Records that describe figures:
▽

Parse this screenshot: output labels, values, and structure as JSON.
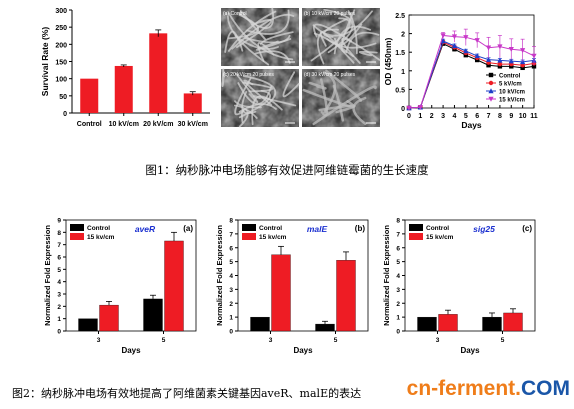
{
  "figure1_caption": "图1：纳秒脉冲电场能够有效促进阿维链霉菌的生长速度",
  "figure2_caption": "图2：纳秒脉冲电场有效地提高了阿维菌素关键基因aveR、malE的表达",
  "watermark": "cn-ferment.COM",
  "sem_labels": [
    "(a) Control",
    "(b) 10 kV/cm 20 pulses",
    "(c) 20 kV/cm 20 pulses",
    "(d) 30 kV/cm 20 pulses"
  ],
  "colors": {
    "red": "#ee1c24",
    "black": "#000000",
    "wm_orange": "#ef7d1a",
    "wm_blue": "#1a56a8"
  },
  "chart_data": [
    {
      "type": "bar",
      "ylabel": "Survival Rate (%)",
      "ylim": [
        0,
        300
      ],
      "yticks": [
        0,
        50,
        100,
        150,
        200,
        250,
        300
      ],
      "categories": [
        "Control",
        "10 kV/cm",
        "20 kV/cm",
        "30 kV/cm"
      ],
      "values": [
        100,
        137,
        232,
        57
      ],
      "errors": [
        0,
        3,
        10,
        5
      ],
      "color": "#ee1c24"
    },
    {
      "type": "line",
      "ylabel": "OD (450nm)",
      "xlabel": "Days",
      "xlim": [
        0,
        11
      ],
      "ylim": [
        0,
        2.5
      ],
      "x": [
        0,
        1,
        2,
        3,
        4,
        5,
        6,
        7,
        8,
        9,
        10,
        11
      ],
      "xticks": [
        0,
        1,
        2,
        3,
        4,
        5,
        6,
        7,
        8,
        9,
        10,
        11
      ],
      "yticks": [
        0,
        0.5,
        1.0,
        1.5,
        2.0,
        2.5
      ],
      "ytick_labels": [
        "0",
        "0.5",
        "1",
        "1.5",
        "2",
        "2.5"
      ],
      "legend": "bottom-right",
      "series": [
        {
          "name": "Control",
          "color": "#000000",
          "marker": "square",
          "values": [
            0,
            0.02,
            null,
            1.73,
            1.58,
            1.42,
            1.29,
            1.15,
            1.12,
            1.12,
            1.08,
            1.12
          ],
          "errors": [
            0,
            0,
            0,
            0.05,
            0.05,
            0.04,
            0.04,
            0.04,
            0.04,
            0.04,
            0.04,
            0.04
          ]
        },
        {
          "name": "5 kV/cm",
          "color": "#ee1c24",
          "marker": "circle",
          "values": [
            0,
            0.02,
            null,
            1.77,
            1.63,
            1.48,
            1.35,
            1.22,
            1.18,
            1.18,
            1.15,
            1.2
          ],
          "errors": [
            0,
            0,
            0,
            0.05,
            0.05,
            0.05,
            0.05,
            0.05,
            0.05,
            0.05,
            0.05,
            0.05
          ]
        },
        {
          "name": "10 kV/cm",
          "color": "#1e3ec8",
          "marker": "triangle",
          "values": [
            0,
            0.02,
            null,
            1.8,
            1.67,
            1.53,
            1.4,
            1.3,
            1.28,
            1.26,
            1.24,
            1.28
          ],
          "errors": [
            0,
            0,
            0,
            0.05,
            0.05,
            0.05,
            0.05,
            0.05,
            0.05,
            0.05,
            0.05,
            0.05
          ]
        },
        {
          "name": "15 kV/cm",
          "color": "#c838c8",
          "marker": "triangle-down",
          "values": [
            0,
            0.02,
            null,
            1.95,
            1.92,
            1.9,
            1.82,
            1.62,
            1.65,
            1.58,
            1.55,
            1.4
          ],
          "errors": [
            0,
            0,
            0,
            0.08,
            0.15,
            0.22,
            0.2,
            0.28,
            0.3,
            0.28,
            0.3,
            0.25
          ]
        }
      ]
    },
    {
      "type": "bar",
      "panel": "(a)",
      "gene": "aveR",
      "ylabel": "Normalized Fold Expression",
      "xlabel": "Days",
      "ylim": [
        0,
        9
      ],
      "yticks": [
        0,
        1,
        2,
        3,
        4,
        5,
        6,
        7,
        8,
        9
      ],
      "categories": [
        "3",
        "5"
      ],
      "legend": "top-left",
      "series": [
        {
          "name": "Control",
          "color": "#000000",
          "values": [
            1.0,
            2.6
          ],
          "errors": [
            0,
            0.3
          ]
        },
        {
          "name": "15 kv/cm",
          "color": "#ee1c24",
          "values": [
            2.1,
            7.3
          ],
          "errors": [
            0.3,
            0.7
          ]
        }
      ]
    },
    {
      "type": "bar",
      "panel": "(b)",
      "gene": "malE",
      "ylabel": "Normalized Fold Expression",
      "xlabel": "Days",
      "ylim": [
        0,
        8
      ],
      "yticks": [
        0,
        1,
        2,
        3,
        4,
        5,
        6,
        7,
        8
      ],
      "categories": [
        "3",
        "5"
      ],
      "legend": "top-left",
      "series": [
        {
          "name": "Control",
          "color": "#000000",
          "values": [
            1.0,
            0.5
          ],
          "errors": [
            0,
            0.2
          ]
        },
        {
          "name": "15 kv/cm",
          "color": "#ee1c24",
          "values": [
            5.5,
            5.1
          ],
          "errors": [
            0.6,
            0.6
          ]
        }
      ]
    },
    {
      "type": "bar",
      "panel": "(c)",
      "gene": "sig25",
      "ylabel": "Normalized Fold Expression",
      "xlabel": "Days",
      "ylim": [
        0,
        8
      ],
      "yticks": [
        0,
        1,
        2,
        3,
        4,
        5,
        6,
        7,
        8
      ],
      "categories": [
        "3",
        "5"
      ],
      "legend": "top-left",
      "series": [
        {
          "name": "Control",
          "color": "#000000",
          "values": [
            1.0,
            1.0
          ],
          "errors": [
            0,
            0.3
          ]
        },
        {
          "name": "15 kv/cm",
          "color": "#ee1c24",
          "values": [
            1.2,
            1.3
          ],
          "errors": [
            0.3,
            0.3
          ]
        }
      ]
    }
  ]
}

△

• _SET PROBLEM_
The data should be printed again unchanged; leave its pictures out.

• _ANSWER BELOW_
Parse this screenshot: output labels, values, and structure as JSON.
{
  "figure1_caption": "图1：纳秒脉冲电场能够有效促进阿维链霉菌的生长速度",
  "figure2_caption": "图2：纳秒脉冲电场有效地提高了阿维菌素关键基因aveR、malE的表达",
  "watermark": "cn-ferment.COM",
  "sem_labels": [
    "(a) Control",
    "(b) 10 kV/cm 20 pulses",
    "(c) 20 kV/cm 20 pulses",
    "(d) 30 kV/cm 20 pulses"
  ],
  "colors": {
    "red": "#ee1c24",
    "black": "#000000",
    "wm_orange": "#ef7d1a",
    "wm_blue": "#1a56a8"
  },
  "chart_data": [
    {
      "type": "bar",
      "ylabel": "Survival Rate (%)",
      "ylim": [
        0,
        300
      ],
      "yticks": [
        0,
        50,
        100,
        150,
        200,
        250,
        300
      ],
      "categories": [
        "Control",
        "10 kV/cm",
        "20 kV/cm",
        "30 kV/cm"
      ],
      "values": [
        100,
        137,
        232,
        57
      ],
      "errors": [
        0,
        3,
        10,
        5
      ],
      "color": "#ee1c24"
    },
    {
      "type": "line",
      "ylabel": "OD (450nm)",
      "xlabel": "Days",
      "xlim": [
        0,
        11
      ],
      "ylim": [
        0,
        2.5
      ],
      "x": [
        0,
        1,
        2,
        3,
        4,
        5,
        6,
        7,
        8,
        9,
        10,
        11
      ],
      "xticks": [
        0,
        1,
        2,
        3,
        4,
        5,
        6,
        7,
        8,
        9,
        10,
        11
      ],
      "yticks": [
        0,
        0.5,
        1.0,
        1.5,
        2.0,
        2.5
      ],
      "ytick_labels": [
        "0",
        "0.5",
        "1",
        "1.5",
        "2",
        "2.5"
      ],
      "legend": "bottom-right",
      "series": [
        {
          "name": "Control",
          "color": "#000000",
          "marker": "square",
          "values": [
            0,
            0.02,
            null,
            1.73,
            1.58,
            1.42,
            1.29,
            1.15,
            1.12,
            1.12,
            1.08,
            1.12
          ],
          "errors": [
            0,
            0,
            0,
            0.05,
            0.05,
            0.04,
            0.04,
            0.04,
            0.04,
            0.04,
            0.04,
            0.04
          ]
        },
        {
          "name": "5 kV/cm",
          "color": "#ee1c24",
          "marker": "circle",
          "values": [
            0,
            0.02,
            null,
            1.77,
            1.63,
            1.48,
            1.35,
            1.22,
            1.18,
            1.18,
            1.15,
            1.2
          ],
          "errors": [
            0,
            0,
            0,
            0.05,
            0.05,
            0.05,
            0.05,
            0.05,
            0.05,
            0.05,
            0.05,
            0.05
          ]
        },
        {
          "name": "10 kV/cm",
          "color": "#1e3ec8",
          "marker": "triangle",
          "values": [
            0,
            0.02,
            null,
            1.8,
            1.67,
            1.53,
            1.4,
            1.3,
            1.28,
            1.26,
            1.24,
            1.28
          ],
          "errors": [
            0,
            0,
            0,
            0.05,
            0.05,
            0.05,
            0.05,
            0.05,
            0.05,
            0.05,
            0.05,
            0.05
          ]
        },
        {
          "name": "15 kV/cm",
          "color": "#c838c8",
          "marker": "triangle-down",
          "values": [
            0,
            0.02,
            null,
            1.95,
            1.92,
            1.9,
            1.82,
            1.62,
            1.65,
            1.58,
            1.55,
            1.4
          ],
          "errors": [
            0,
            0,
            0,
            0.08,
            0.15,
            0.22,
            0.2,
            0.28,
            0.3,
            0.28,
            0.3,
            0.25
          ]
        }
      ]
    },
    {
      "type": "bar",
      "panel": "(a)",
      "gene": "aveR",
      "ylabel": "Normalized Fold Expression",
      "xlabel": "Days",
      "ylim": [
        0,
        9
      ],
      "yticks": [
        0,
        1,
        2,
        3,
        4,
        5,
        6,
        7,
        8,
        9
      ],
      "categories": [
        "3",
        "5"
      ],
      "legend": "top-left",
      "series": [
        {
          "name": "Control",
          "color": "#000000",
          "values": [
            1.0,
            2.6
          ],
          "errors": [
            0,
            0.3
          ]
        },
        {
          "name": "15 kv/cm",
          "color": "#ee1c24",
          "values": [
            2.1,
            7.3
          ],
          "errors": [
            0.3,
            0.7
          ]
        }
      ]
    },
    {
      "type": "bar",
      "panel": "(b)",
      "gene": "malE",
      "ylabel": "Normalized Fold Expression",
      "xlabel": "Days",
      "ylim": [
        0,
        8
      ],
      "yticks": [
        0,
        1,
        2,
        3,
        4,
        5,
        6,
        7,
        8
      ],
      "categories": [
        "3",
        "5"
      ],
      "legend": "top-left",
      "series": [
        {
          "name": "Control",
          "color": "#000000",
          "values": [
            1.0,
            0.5
          ],
          "errors": [
            0,
            0.2
          ]
        },
        {
          "name": "15 kv/cm",
          "color": "#ee1c24",
          "values": [
            5.5,
            5.1
          ],
          "errors": [
            0.6,
            0.6
          ]
        }
      ]
    },
    {
      "type": "bar",
      "panel": "(c)",
      "gene": "sig25",
      "ylabel": "Normalized Fold Expression",
      "xlabel": "Days",
      "ylim": [
        0,
        8
      ],
      "yticks": [
        0,
        1,
        2,
        3,
        4,
        5,
        6,
        7,
        8
      ],
      "categories": [
        "3",
        "5"
      ],
      "legend": "top-left",
      "series": [
        {
          "name": "Control",
          "color": "#000000",
          "values": [
            1.0,
            1.0
          ],
          "errors": [
            0,
            0.3
          ]
        },
        {
          "name": "15 kv/cm",
          "color": "#ee1c24",
          "values": [
            1.2,
            1.3
          ],
          "errors": [
            0.3,
            0.3
          ]
        }
      ]
    }
  ]
}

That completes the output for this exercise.